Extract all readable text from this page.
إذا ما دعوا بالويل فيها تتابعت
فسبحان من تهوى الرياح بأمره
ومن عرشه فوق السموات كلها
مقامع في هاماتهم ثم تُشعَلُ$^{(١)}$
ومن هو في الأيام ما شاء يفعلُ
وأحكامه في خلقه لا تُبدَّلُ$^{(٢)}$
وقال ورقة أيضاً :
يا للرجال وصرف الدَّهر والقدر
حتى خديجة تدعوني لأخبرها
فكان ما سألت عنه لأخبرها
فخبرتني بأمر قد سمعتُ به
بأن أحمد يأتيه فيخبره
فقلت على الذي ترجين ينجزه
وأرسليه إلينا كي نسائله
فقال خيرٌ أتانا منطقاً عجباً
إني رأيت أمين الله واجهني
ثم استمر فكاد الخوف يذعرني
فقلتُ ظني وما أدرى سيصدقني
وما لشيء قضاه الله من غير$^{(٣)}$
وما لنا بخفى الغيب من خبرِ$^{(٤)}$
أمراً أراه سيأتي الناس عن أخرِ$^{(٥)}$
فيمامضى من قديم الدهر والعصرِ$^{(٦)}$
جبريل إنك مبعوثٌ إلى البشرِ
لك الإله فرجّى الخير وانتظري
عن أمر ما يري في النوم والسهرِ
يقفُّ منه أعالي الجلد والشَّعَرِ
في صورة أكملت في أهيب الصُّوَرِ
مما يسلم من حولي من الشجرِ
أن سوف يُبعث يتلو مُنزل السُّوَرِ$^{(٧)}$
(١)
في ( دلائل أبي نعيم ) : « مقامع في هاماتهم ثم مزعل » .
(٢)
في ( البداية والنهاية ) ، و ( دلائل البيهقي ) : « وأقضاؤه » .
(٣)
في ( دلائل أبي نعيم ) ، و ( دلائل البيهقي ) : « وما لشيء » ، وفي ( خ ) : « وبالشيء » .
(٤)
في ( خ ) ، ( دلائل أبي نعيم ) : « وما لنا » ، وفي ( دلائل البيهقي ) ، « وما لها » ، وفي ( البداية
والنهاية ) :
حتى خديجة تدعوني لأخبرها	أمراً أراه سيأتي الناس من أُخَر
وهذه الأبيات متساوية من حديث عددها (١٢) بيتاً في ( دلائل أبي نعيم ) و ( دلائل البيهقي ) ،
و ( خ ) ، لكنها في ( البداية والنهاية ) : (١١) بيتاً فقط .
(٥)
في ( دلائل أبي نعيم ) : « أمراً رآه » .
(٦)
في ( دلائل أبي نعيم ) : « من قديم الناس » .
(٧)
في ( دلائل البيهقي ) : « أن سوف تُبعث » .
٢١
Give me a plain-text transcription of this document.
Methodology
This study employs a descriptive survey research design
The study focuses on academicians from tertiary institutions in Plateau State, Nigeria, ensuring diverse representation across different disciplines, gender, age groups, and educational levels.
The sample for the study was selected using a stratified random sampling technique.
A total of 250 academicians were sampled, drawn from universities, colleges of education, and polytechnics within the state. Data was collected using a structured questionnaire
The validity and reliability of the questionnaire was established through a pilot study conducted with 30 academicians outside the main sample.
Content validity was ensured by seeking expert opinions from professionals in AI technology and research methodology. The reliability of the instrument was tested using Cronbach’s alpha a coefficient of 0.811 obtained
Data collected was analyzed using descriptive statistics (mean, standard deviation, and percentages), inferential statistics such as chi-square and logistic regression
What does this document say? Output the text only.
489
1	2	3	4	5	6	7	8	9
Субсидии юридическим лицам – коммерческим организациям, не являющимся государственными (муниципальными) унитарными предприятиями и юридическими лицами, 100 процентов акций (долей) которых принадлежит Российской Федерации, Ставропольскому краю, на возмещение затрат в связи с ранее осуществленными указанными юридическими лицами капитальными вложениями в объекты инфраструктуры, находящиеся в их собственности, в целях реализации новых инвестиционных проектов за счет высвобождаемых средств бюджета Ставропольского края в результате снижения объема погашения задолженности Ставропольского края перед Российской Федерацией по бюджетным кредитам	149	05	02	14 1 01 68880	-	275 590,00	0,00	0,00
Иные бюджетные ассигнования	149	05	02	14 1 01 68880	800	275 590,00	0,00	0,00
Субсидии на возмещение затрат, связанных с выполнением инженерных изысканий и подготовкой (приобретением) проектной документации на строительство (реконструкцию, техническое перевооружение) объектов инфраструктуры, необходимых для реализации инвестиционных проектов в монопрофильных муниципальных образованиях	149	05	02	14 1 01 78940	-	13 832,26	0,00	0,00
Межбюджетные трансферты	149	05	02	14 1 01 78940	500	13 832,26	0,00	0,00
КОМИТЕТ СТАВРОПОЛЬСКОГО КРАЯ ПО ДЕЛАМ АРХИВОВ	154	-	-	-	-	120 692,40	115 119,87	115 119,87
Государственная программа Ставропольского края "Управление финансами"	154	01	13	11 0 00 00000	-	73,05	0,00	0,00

──────

Set task. Find each line holding the string "لشيء" and copy it out.

Solved problem.
وما لشيء قضاه الله من غير$^{(٣)}$
في ( دلائل أبي نعيم ) ، و ( دلائل البيهقي ) : « وما لشيء » ، وفي ( خ ) : « وبالشيء » .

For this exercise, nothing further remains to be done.